* _Item position entries_
====================

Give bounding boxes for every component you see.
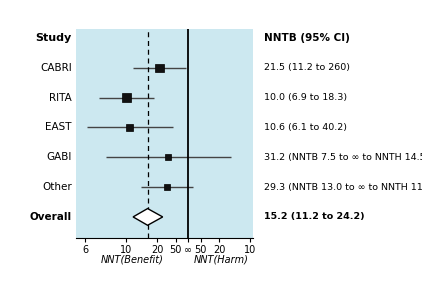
Text: 10.6 (6.1 to 40.2): 10.6 (6.1 to 40.2): [264, 123, 347, 132]
Text: CABRI: CABRI: [40, 63, 72, 73]
Text: Study: Study: [35, 33, 72, 43]
Text: NNT(Benefit): NNT(Benefit): [101, 254, 163, 264]
Bar: [165, 154, 171, 160]
Text: 29.3 (NNTB 13.0 to ∞ to NNTH 119): 29.3 (NNTB 13.0 to ∞ to NNTH 119): [264, 183, 422, 192]
Text: NNTB (95% CI): NNTB (95% CI): [264, 33, 349, 43]
Text: GABI: GABI: [46, 152, 72, 162]
Text: 31.2 (NNTB 7.5 to ∞ to NNTH 14.5): 31.2 (NNTB 7.5 to ∞ to NNTH 14.5): [264, 153, 422, 162]
Text: 10.0 (6.9 to 18.3): 10.0 (6.9 to 18.3): [264, 93, 347, 102]
Bar: [155, 64, 163, 72]
Text: Overall: Overall: [30, 212, 72, 222]
Bar: [122, 93, 131, 102]
Text: 15.2 (11.2 to 24.2): 15.2 (11.2 to 24.2): [264, 212, 364, 222]
Bar: [127, 124, 133, 131]
Text: EAST: EAST: [45, 122, 72, 133]
Text: RITA: RITA: [49, 93, 72, 103]
Text: NNT(Harm): NNT(Harm): [193, 254, 248, 264]
Bar: [164, 184, 170, 190]
Polygon shape: [133, 209, 163, 225]
Text: 21.5 (11.2 to 260): 21.5 (11.2 to 260): [264, 63, 350, 72]
Text: Other: Other: [42, 182, 72, 192]
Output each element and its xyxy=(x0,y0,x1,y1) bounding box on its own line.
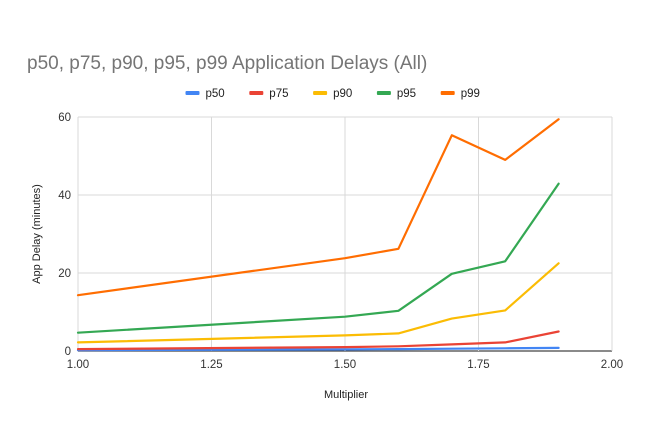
y-tick-label: 40 xyxy=(58,190,71,202)
legend-swatch-p99 xyxy=(440,91,455,95)
legend-label-p50: p50 xyxy=(206,88,225,100)
y-tick-label: 0 xyxy=(65,346,71,358)
legend-item-p50: p50 xyxy=(185,88,225,100)
x-tick-label: 1.75 xyxy=(467,359,489,371)
y-axis-title: App Delay (minutes) xyxy=(31,184,43,284)
tick-labels: 0 20 40 60 1.00 1.25 1.50 1.75 2.00 xyxy=(58,112,623,371)
legend-item-p95: p95 xyxy=(376,88,416,100)
series-line-p75 xyxy=(76,330,560,351)
legend-item-p99: p99 xyxy=(440,88,480,100)
legend-item-p75: p75 xyxy=(249,88,288,100)
y-tick-label: 20 xyxy=(58,268,71,280)
x-tick-label: 1.25 xyxy=(200,359,222,371)
legend-label-p95: p95 xyxy=(397,88,416,100)
legend-swatch-p95 xyxy=(376,91,391,95)
legend-label-p99: p99 xyxy=(461,88,480,100)
legend-swatch-p50 xyxy=(185,91,200,95)
chart-title: p50, p75, p90, p95, p99 Application Dela… xyxy=(27,53,427,74)
grid xyxy=(77,116,613,352)
legend-item-p90: p90 xyxy=(313,88,352,100)
legend-swatch-p75 xyxy=(249,91,264,95)
y-tick-label: 60 xyxy=(58,112,71,124)
legend: p50 p75 p90 p95 p99 xyxy=(185,88,480,100)
series-line-p95 xyxy=(76,182,560,334)
series-line-p50 xyxy=(76,346,560,352)
x-axis-title: Multiplier xyxy=(324,389,368,401)
series-line-p90 xyxy=(76,262,560,344)
x-tick-label: 1.00 xyxy=(67,359,89,371)
x-tick-label: 1.50 xyxy=(334,359,356,371)
series-layer xyxy=(76,118,560,352)
series-line-p99 xyxy=(76,118,560,297)
legend-swatch-p90 xyxy=(313,91,328,95)
legend-label-p75: p75 xyxy=(269,88,288,100)
x-tick-label: 2.00 xyxy=(601,359,623,371)
legend-label-p90: p90 xyxy=(333,88,352,100)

====================

Please count the lines in the listing above that contain the string "title", and reply with that number alone.

* _Expected output_
3